** EXERCISE **
Answer these questions from the passage on Go strings and loops:
(a) What does text[2] return when applied to a string?
(b) With what kind of loop can a do-while be adequately mimicked?
(c) Which feature does the author note was not dropped from Go?

** Start EXTRACT TO READ **

Runes are the Go 'char' type. A rune is an integer value identifying a Unicode code point. When you iterate over strings, you get runes, which are of variable size (number of bytes).

You have to be careful with strings in Go: text[2] returns the third byte, not the third rune in the string. If you want the third rune, you might try to use the utf8.DecodeRuneInString(text[2:]) function. But this would only work with ASCII, as you are slicing at the third byte and asking the utf8 library to parse the first rune from that point. But if the first rune in the string is two bytes long, you'll be getting the second rune in the string, not the third. If it's three bytes long, you're really in trouble.

The safest way is to do what I did in the code: convert the string to a slice of runes ([]rune) immediately and then work it that. Now when you index runeslice[2] you know you are getting the third rune.


/* ---[ No do-while ]--- */

Go doesn't have a do-while loop. It doesn't even have a while statement: just for. But, as Rob Pike reminded me in a critique of the first version of this blog entry, a do-while can be adequately mimicked with an infinite for loop:

 func matchstar(c rune, regex []rune, text []rune) bool {
     for {
         if matchhere(regex, text) {
             return true
         }
         if ! (len(text) > 0 && (text[0] == c || c == '.')) {
             return false
         }
         text = text[1:]
     }
 }

The stated intent of Go was to be as minimal as possible. Pike, in a recent podcast interview, said that the core team that created Go (which includes Ken Thompson) all had to agree that a feature was essential for it be included. Many candidate features were dropped, including the do-while loop. Of note, goto was not, which I find quite interesting. goto is only mentioned once (almost in passing) in the Effective Go guide, so I'm interested in what the essential use case for it was.

** End EXTRACT TO READ **
** Start LISTING **

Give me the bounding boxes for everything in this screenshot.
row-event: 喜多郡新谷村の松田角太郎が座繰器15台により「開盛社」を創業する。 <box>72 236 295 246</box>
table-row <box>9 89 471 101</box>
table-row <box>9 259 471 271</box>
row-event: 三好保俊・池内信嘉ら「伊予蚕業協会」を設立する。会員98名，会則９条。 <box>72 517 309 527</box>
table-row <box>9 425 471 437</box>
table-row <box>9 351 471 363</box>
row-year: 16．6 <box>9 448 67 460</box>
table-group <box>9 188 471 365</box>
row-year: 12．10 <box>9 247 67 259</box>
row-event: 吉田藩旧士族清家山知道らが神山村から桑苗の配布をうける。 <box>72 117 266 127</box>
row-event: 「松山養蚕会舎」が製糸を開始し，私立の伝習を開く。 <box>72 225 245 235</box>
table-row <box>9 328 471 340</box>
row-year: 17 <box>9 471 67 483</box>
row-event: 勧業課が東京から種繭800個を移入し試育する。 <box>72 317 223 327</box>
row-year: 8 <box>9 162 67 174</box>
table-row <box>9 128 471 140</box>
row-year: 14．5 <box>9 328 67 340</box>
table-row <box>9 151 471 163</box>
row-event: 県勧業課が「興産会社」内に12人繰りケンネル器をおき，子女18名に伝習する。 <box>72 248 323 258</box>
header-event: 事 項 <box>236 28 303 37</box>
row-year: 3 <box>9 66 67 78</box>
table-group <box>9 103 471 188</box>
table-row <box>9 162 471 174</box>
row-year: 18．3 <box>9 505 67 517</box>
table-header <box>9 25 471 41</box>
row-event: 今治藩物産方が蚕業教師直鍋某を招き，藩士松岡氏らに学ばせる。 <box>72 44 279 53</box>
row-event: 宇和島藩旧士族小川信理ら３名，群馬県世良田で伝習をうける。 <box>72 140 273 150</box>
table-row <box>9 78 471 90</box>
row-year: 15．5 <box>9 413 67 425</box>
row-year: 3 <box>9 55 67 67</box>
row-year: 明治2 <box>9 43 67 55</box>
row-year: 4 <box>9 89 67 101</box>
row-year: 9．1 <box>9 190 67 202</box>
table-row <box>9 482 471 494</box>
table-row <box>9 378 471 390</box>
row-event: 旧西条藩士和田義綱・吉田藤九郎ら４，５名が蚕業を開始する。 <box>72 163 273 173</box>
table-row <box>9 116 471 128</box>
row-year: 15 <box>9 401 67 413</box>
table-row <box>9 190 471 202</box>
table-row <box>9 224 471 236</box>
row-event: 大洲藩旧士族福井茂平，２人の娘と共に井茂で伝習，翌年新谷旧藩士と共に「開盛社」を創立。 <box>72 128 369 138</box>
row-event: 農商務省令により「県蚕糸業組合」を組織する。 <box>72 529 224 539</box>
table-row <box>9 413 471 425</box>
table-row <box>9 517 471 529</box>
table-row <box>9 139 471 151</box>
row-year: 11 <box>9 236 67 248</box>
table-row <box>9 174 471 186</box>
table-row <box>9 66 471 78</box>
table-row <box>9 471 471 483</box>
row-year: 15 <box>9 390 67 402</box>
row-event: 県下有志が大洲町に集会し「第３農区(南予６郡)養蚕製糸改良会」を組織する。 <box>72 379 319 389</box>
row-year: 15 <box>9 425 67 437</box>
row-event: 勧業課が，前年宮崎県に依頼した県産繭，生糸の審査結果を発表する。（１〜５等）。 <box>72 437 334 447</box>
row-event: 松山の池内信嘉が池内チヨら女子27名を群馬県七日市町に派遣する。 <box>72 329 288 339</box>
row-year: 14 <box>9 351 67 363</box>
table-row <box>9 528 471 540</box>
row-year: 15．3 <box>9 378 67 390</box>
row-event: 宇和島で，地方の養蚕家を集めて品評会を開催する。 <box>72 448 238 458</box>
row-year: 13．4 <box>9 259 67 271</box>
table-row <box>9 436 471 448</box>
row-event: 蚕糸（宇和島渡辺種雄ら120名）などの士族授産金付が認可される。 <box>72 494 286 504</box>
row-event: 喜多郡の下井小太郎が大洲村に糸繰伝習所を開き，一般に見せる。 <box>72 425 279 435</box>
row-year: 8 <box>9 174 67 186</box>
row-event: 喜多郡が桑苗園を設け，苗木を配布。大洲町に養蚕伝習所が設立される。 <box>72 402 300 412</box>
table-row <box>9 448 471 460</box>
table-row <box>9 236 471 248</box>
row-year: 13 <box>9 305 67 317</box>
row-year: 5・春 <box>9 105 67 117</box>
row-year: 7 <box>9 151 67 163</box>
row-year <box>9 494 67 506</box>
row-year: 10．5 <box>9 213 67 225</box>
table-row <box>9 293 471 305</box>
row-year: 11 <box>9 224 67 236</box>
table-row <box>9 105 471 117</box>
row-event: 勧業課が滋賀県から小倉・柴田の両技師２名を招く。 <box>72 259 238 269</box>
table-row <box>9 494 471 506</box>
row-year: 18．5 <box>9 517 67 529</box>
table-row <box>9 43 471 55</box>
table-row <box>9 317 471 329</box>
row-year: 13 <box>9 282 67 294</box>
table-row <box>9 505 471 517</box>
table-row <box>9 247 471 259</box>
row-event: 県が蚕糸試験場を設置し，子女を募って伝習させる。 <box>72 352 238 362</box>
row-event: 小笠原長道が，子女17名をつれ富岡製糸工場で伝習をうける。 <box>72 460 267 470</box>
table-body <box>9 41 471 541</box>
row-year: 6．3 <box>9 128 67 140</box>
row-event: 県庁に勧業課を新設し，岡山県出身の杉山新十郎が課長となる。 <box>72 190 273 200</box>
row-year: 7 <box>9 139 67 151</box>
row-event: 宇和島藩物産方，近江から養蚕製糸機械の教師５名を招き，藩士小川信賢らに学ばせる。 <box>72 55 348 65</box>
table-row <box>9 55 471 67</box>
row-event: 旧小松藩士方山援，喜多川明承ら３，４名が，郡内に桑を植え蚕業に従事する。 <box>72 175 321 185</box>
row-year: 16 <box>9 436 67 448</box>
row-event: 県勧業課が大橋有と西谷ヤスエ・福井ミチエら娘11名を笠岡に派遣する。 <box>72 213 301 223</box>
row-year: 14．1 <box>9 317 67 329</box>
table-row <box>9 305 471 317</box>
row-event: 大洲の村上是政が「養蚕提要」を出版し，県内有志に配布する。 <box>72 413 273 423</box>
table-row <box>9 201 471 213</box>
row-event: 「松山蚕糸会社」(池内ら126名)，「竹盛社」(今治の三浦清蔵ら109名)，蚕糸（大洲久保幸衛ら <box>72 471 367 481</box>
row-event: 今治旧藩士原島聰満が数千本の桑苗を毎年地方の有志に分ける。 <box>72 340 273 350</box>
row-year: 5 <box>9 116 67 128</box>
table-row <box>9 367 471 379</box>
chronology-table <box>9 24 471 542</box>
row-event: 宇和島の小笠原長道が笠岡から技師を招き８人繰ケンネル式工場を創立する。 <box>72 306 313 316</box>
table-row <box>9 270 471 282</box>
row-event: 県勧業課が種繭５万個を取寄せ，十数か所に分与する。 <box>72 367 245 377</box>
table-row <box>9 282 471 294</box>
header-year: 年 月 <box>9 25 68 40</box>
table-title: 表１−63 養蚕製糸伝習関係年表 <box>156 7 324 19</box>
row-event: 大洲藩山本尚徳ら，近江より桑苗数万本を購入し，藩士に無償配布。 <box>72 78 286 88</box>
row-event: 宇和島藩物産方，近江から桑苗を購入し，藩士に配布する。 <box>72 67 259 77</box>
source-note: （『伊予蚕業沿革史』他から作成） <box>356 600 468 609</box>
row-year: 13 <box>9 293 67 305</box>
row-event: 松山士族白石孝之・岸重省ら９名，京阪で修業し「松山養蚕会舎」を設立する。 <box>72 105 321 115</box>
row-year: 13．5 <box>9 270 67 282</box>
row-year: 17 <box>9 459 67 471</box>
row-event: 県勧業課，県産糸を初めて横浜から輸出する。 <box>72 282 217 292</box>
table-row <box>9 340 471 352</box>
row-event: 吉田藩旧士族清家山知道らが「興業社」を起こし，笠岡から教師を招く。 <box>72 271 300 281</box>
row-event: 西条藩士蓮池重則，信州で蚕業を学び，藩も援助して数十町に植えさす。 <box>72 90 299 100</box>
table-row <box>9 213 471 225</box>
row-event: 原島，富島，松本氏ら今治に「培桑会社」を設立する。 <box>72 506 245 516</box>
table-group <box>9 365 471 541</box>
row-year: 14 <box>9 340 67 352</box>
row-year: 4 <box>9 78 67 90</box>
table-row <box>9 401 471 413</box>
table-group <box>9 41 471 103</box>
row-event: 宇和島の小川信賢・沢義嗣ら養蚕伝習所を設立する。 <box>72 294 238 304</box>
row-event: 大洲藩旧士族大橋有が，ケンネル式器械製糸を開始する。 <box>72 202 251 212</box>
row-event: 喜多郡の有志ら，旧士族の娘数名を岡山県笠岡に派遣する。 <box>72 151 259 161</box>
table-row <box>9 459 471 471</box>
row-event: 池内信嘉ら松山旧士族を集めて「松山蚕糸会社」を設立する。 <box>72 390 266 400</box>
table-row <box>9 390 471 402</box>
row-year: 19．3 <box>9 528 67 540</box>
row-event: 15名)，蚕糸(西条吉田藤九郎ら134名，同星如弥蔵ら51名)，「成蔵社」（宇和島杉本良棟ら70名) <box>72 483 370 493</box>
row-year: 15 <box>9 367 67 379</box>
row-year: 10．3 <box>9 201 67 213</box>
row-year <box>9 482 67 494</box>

** End LISTING **

** COMPLETE RESPONSE **
(a) It returns the third byte, not the third rune.
(b) An infinite for loop.
(c) goto.